**Material supplied**
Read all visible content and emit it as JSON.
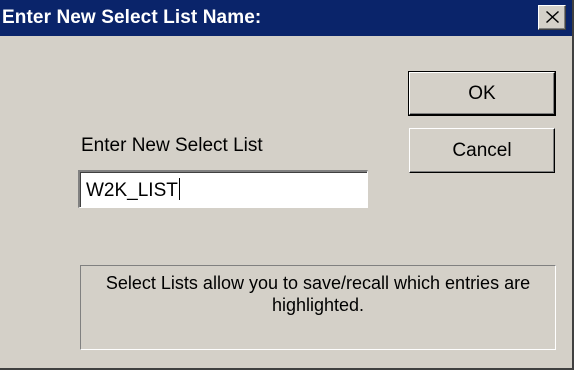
{
  "dialog": {
    "title": "Enter New Select List Name:",
    "close_icon": "close-x-icon",
    "ok_label": "OK",
    "cancel_label": "Cancel",
    "prompt_label": "Enter New Select List",
    "name_value": "W2K_LIST",
    "info_text": "Select Lists allow you to save/recall which entries are highlighted.",
    "colors": {
      "titlebar": "#0a246a",
      "face": "#d4d0c8",
      "title_text": "#ffffff"
    }
  }
}
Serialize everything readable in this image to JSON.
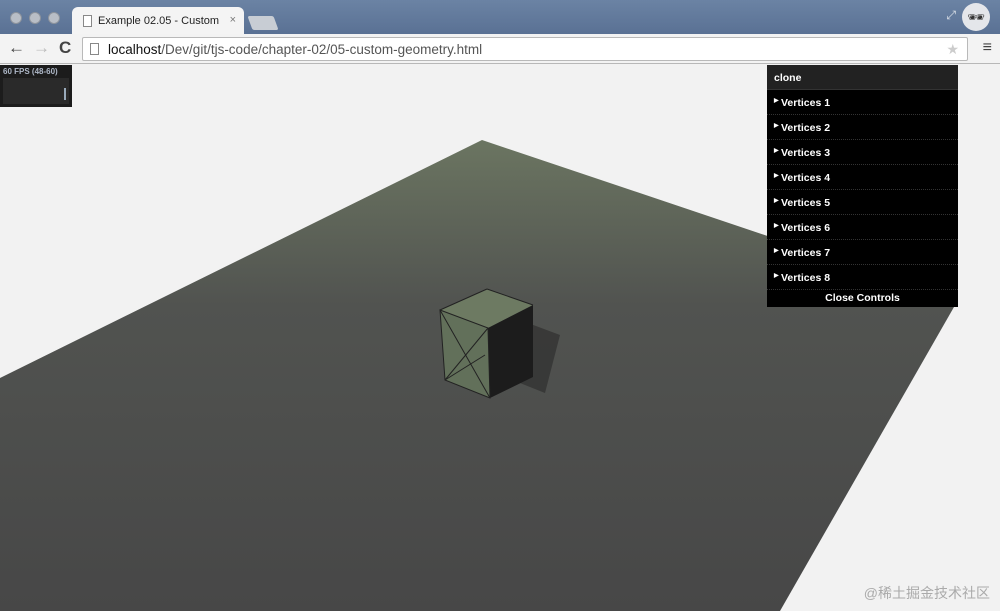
{
  "browser": {
    "tab_title": "Example 02.05 - Custom",
    "tab_close": "×",
    "url_host": "localhost",
    "url_path": "/Dev/git/tjs-code/chapter-02/05-custom-geometry.html",
    "back": "←",
    "forward": "→",
    "reload": "C",
    "menu": "≡",
    "star": "★"
  },
  "stats": {
    "fps_text": "60 FPS (48-60)"
  },
  "gui": {
    "clone_label": "clone",
    "folders": [
      {
        "label": "Vertices 1"
      },
      {
        "label": "Vertices 2"
      },
      {
        "label": "Vertices 3"
      },
      {
        "label": "Vertices 4"
      },
      {
        "label": "Vertices 5"
      },
      {
        "label": "Vertices 6"
      },
      {
        "label": "Vertices 7"
      },
      {
        "label": "Vertices 8"
      }
    ],
    "close_label": "Close Controls"
  },
  "watermark": "@稀土掘金技术社区",
  "colors": {
    "plane": "#4d4d4d",
    "cube": "#7d8f6c",
    "background": "#f2f2f2",
    "gui": "#000000"
  }
}
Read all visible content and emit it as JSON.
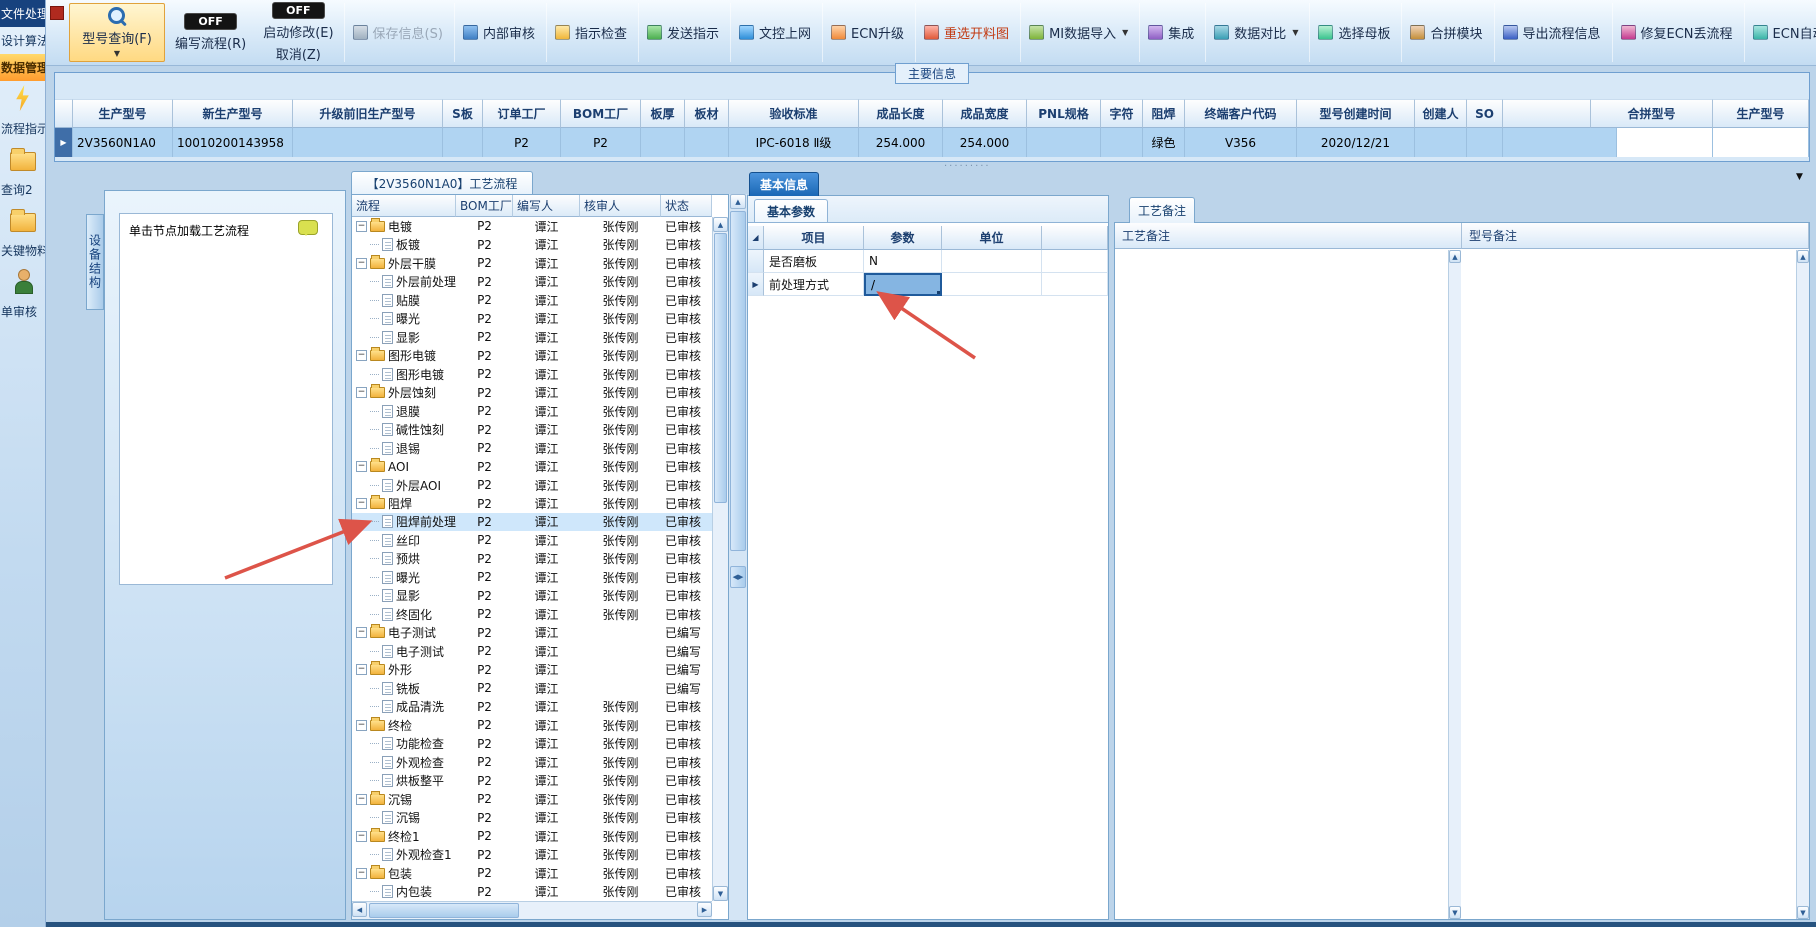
{
  "sidebar": {
    "items": [
      {
        "id": "file-processing",
        "label": "文件处理",
        "style": "dark"
      },
      {
        "id": "design-algorithm",
        "label": "设计算法",
        "style": "plain"
      },
      {
        "id": "data-management",
        "label": "数据管理",
        "style": "active"
      },
      {
        "id": "flow-instruction",
        "label": "流程指示",
        "icon": "lightning",
        "style": "plain"
      },
      {
        "id": "query2",
        "label": "查询2",
        "icon": "folder",
        "style": "plain"
      },
      {
        "id": "key-materials",
        "label": "关键物料",
        "icon": "folder",
        "style": "plain"
      },
      {
        "id": "order-audit",
        "label": "单审核",
        "icon": "person",
        "style": "plain"
      }
    ]
  },
  "toolbar": {
    "model_query": {
      "label": "型号查询(F)",
      "dropdown": "▼"
    },
    "toggles": [
      {
        "state": "OFF",
        "label": "编写流程(R)"
      },
      {
        "state": "OFF",
        "label": "启动修改(E)",
        "sub_label": "取消(Z)"
      }
    ],
    "buttons": [
      {
        "id": "save",
        "label": "保存信息(S)",
        "icon": "save-icon",
        "disabled": true
      },
      {
        "id": "internal-audit",
        "label": "内部审核",
        "icon": "audit-icon"
      },
      {
        "id": "instruction-check",
        "label": "指示检查",
        "icon": "inspect-icon"
      },
      {
        "id": "send-instruction",
        "label": "发送指示",
        "icon": "send-icon"
      },
      {
        "id": "doc-control-upload",
        "label": "文控上网",
        "icon": "docnet-icon"
      },
      {
        "id": "ecn-upgrade",
        "label": "ECN升级",
        "icon": "ecnup-icon"
      },
      {
        "id": "reselect-cutting",
        "label": "重选开料图",
        "icon": "reselect-icon",
        "emphasis": "red"
      },
      {
        "id": "mi-data-import",
        "label": "MI数据导入",
        "icon": "import-icon",
        "dropdown": true
      },
      {
        "id": "integrate",
        "label": "集成",
        "icon": "integrate-icon"
      },
      {
        "id": "data-compare",
        "label": "数据对比",
        "icon": "compare-icon",
        "dropdown": true
      },
      {
        "id": "select-motherboard",
        "label": "选择母板",
        "icon": "board-icon"
      },
      {
        "id": "merge-module",
        "label": "合拼模块",
        "icon": "merge-icon"
      },
      {
        "id": "export-flow-info",
        "label": "导出流程信息",
        "icon": "export-icon"
      },
      {
        "id": "repair-ecn-flow",
        "label": "修复ECN丢流程",
        "icon": "repair-icon"
      },
      {
        "id": "ecn-auto-upload",
        "label": "ECN自动上网",
        "icon": "autonet-icon"
      }
    ]
  },
  "main_info": {
    "title": "主要信息",
    "columns": [
      "生产型号",
      "新生产型号",
      "升级前旧生产型号",
      "S板",
      "订单工厂",
      "BOM工厂",
      "板厚",
      "板材",
      "验收标准",
      "成品长度",
      "成品宽度",
      "PNL规格",
      "字符",
      "阻焊",
      "终端客户代码",
      "型号创建时间",
      "创建人",
      "SO"
    ],
    "row": [
      "2V3560N1A0",
      "10010200143958",
      "",
      "",
      "P2",
      "P2",
      "",
      "",
      "IPC-6018 Ⅱ级",
      "254.000",
      "254.000",
      "",
      "",
      "绿色",
      "V356",
      "2020/12/21",
      "",
      ""
    ],
    "right_columns": [
      "合拼型号",
      "生产型号"
    ]
  },
  "device_panel": {
    "tab": "设备结构",
    "hint": "单击节点加载工艺流程"
  },
  "process_tree": {
    "title": "【2V3560N1A0】工艺流程",
    "columns": [
      "流程",
      "BOM工厂",
      "编写人",
      "核审人",
      "状态"
    ],
    "rows": [
      {
        "label": "电镀",
        "type": "folder",
        "factory": "P2",
        "writer": "谭江",
        "reviewer": "张传刚",
        "status": "已审核"
      },
      {
        "label": "板镀",
        "type": "leaf",
        "factory": "P2",
        "writer": "谭江",
        "reviewer": "张传刚",
        "status": "已审核"
      },
      {
        "label": "外层干膜",
        "type": "folder",
        "factory": "P2",
        "writer": "谭江",
        "reviewer": "张传刚",
        "status": "已审核"
      },
      {
        "label": "外层前处理",
        "type": "leaf",
        "factory": "P2",
        "writer": "谭江",
        "reviewer": "张传刚",
        "status": "已审核"
      },
      {
        "label": "贴膜",
        "type": "leaf",
        "factory": "P2",
        "writer": "谭江",
        "reviewer": "张传刚",
        "status": "已审核"
      },
      {
        "label": "曝光",
        "type": "leaf",
        "factory": "P2",
        "writer": "谭江",
        "reviewer": "张传刚",
        "status": "已审核"
      },
      {
        "label": "显影",
        "type": "leaf",
        "factory": "P2",
        "writer": "谭江",
        "reviewer": "张传刚",
        "status": "已审核"
      },
      {
        "label": "图形电镀",
        "type": "folder",
        "factory": "P2",
        "writer": "谭江",
        "reviewer": "张传刚",
        "status": "已审核"
      },
      {
        "label": "图形电镀",
        "type": "leaf",
        "factory": "P2",
        "writer": "谭江",
        "reviewer": "张传刚",
        "status": "已审核"
      },
      {
        "label": "外层蚀刻",
        "type": "folder",
        "factory": "P2",
        "writer": "谭江",
        "reviewer": "张传刚",
        "status": "已审核"
      },
      {
        "label": "退膜",
        "type": "leaf",
        "factory": "P2",
        "writer": "谭江",
        "reviewer": "张传刚",
        "status": "已审核"
      },
      {
        "label": "碱性蚀刻",
        "type": "leaf",
        "factory": "P2",
        "writer": "谭江",
        "reviewer": "张传刚",
        "status": "已审核"
      },
      {
        "label": "退锡",
        "type": "leaf",
        "factory": "P2",
        "writer": "谭江",
        "reviewer": "张传刚",
        "status": "已审核"
      },
      {
        "label": "AOI",
        "type": "folder",
        "factory": "P2",
        "writer": "谭江",
        "reviewer": "张传刚",
        "status": "已审核"
      },
      {
        "label": "外层AOI",
        "type": "leaf",
        "factory": "P2",
        "writer": "谭江",
        "reviewer": "张传刚",
        "status": "已审核"
      },
      {
        "label": "阻焊",
        "type": "folder",
        "factory": "P2",
        "writer": "谭江",
        "reviewer": "张传刚",
        "status": "已审核"
      },
      {
        "label": "阻焊前处理",
        "type": "leaf",
        "factory": "P2",
        "writer": "谭江",
        "reviewer": "张传刚",
        "status": "已审核",
        "selected": true
      },
      {
        "label": "丝印",
        "type": "leaf",
        "factory": "P2",
        "writer": "谭江",
        "reviewer": "张传刚",
        "status": "已审核"
      },
      {
        "label": "预烘",
        "type": "leaf",
        "factory": "P2",
        "writer": "谭江",
        "reviewer": "张传刚",
        "status": "已审核"
      },
      {
        "label": "曝光",
        "type": "leaf",
        "factory": "P2",
        "writer": "谭江",
        "reviewer": "张传刚",
        "status": "已审核"
      },
      {
        "label": "显影",
        "type": "leaf",
        "factory": "P2",
        "writer": "谭江",
        "reviewer": "张传刚",
        "status": "已审核"
      },
      {
        "label": "终固化",
        "type": "leaf",
        "factory": "P2",
        "writer": "谭江",
        "reviewer": "张传刚",
        "status": "已审核"
      },
      {
        "label": "电子测试",
        "type": "folder",
        "factory": "P2",
        "writer": "谭江",
        "reviewer": "",
        "status": "已编写"
      },
      {
        "label": "电子测试",
        "type": "leaf",
        "factory": "P2",
        "writer": "谭江",
        "reviewer": "",
        "status": "已编写"
      },
      {
        "label": "外形",
        "type": "folder",
        "factory": "P2",
        "writer": "谭江",
        "reviewer": "",
        "status": "已编写"
      },
      {
        "label": "铣板",
        "type": "leaf",
        "factory": "P2",
        "writer": "谭江",
        "reviewer": "",
        "status": "已编写"
      },
      {
        "label": "成品清洗",
        "type": "leaf",
        "factory": "P2",
        "writer": "谭江",
        "reviewer": "张传刚",
        "status": "已审核"
      },
      {
        "label": "终检",
        "type": "folder",
        "factory": "P2",
        "writer": "谭江",
        "reviewer": "张传刚",
        "status": "已审核"
      },
      {
        "label": "功能检查",
        "type": "leaf",
        "factory": "P2",
        "writer": "谭江",
        "reviewer": "张传刚",
        "status": "已审核"
      },
      {
        "label": "外观检查",
        "type": "leaf",
        "factory": "P2",
        "writer": "谭江",
        "reviewer": "张传刚",
        "status": "已审核"
      },
      {
        "label": "烘板整平",
        "type": "leaf",
        "factory": "P2",
        "writer": "谭江",
        "reviewer": "张传刚",
        "status": "已审核"
      },
      {
        "label": "沉锡",
        "type": "folder",
        "factory": "P2",
        "writer": "谭江",
        "reviewer": "张传刚",
        "status": "已审核"
      },
      {
        "label": "沉锡",
        "type": "leaf",
        "factory": "P2",
        "writer": "谭江",
        "reviewer": "张传刚",
        "status": "已审核"
      },
      {
        "label": "终检1",
        "type": "folder",
        "factory": "P2",
        "writer": "谭江",
        "reviewer": "张传刚",
        "status": "已审核"
      },
      {
        "label": "外观检查1",
        "type": "leaf",
        "factory": "P2",
        "writer": "谭江",
        "reviewer": "张传刚",
        "status": "已审核"
      },
      {
        "label": "包装",
        "type": "folder",
        "factory": "P2",
        "writer": "谭江",
        "reviewer": "张传刚",
        "status": "已审核"
      },
      {
        "label": "内包装",
        "type": "leaf",
        "factory": "P2",
        "writer": "谭江",
        "reviewer": "张传刚",
        "status": "已审核"
      }
    ]
  },
  "basic_info": {
    "tab": "基本信息",
    "sub_tab": "基本参数",
    "columns": [
      "项目",
      "参数",
      "单位"
    ],
    "rows": [
      {
        "item": "是否磨板",
        "value": "N",
        "unit": "",
        "selected": false
      },
      {
        "item": "前处理方式",
        "value": "/",
        "unit": "",
        "selected": true
      }
    ]
  },
  "remarks": {
    "tab": "工艺备注",
    "columns": [
      "工艺备注",
      "型号备注"
    ]
  },
  "annotations": {
    "arrow_color": "#dd5449"
  }
}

**Direction**
Look above for lines with the word "save" and copy them all.

**Task response**
    "info_text": "Select Lists allow you to save/recall which entries are highlighted.",
        "id": "save",
        "icon": "save-icon",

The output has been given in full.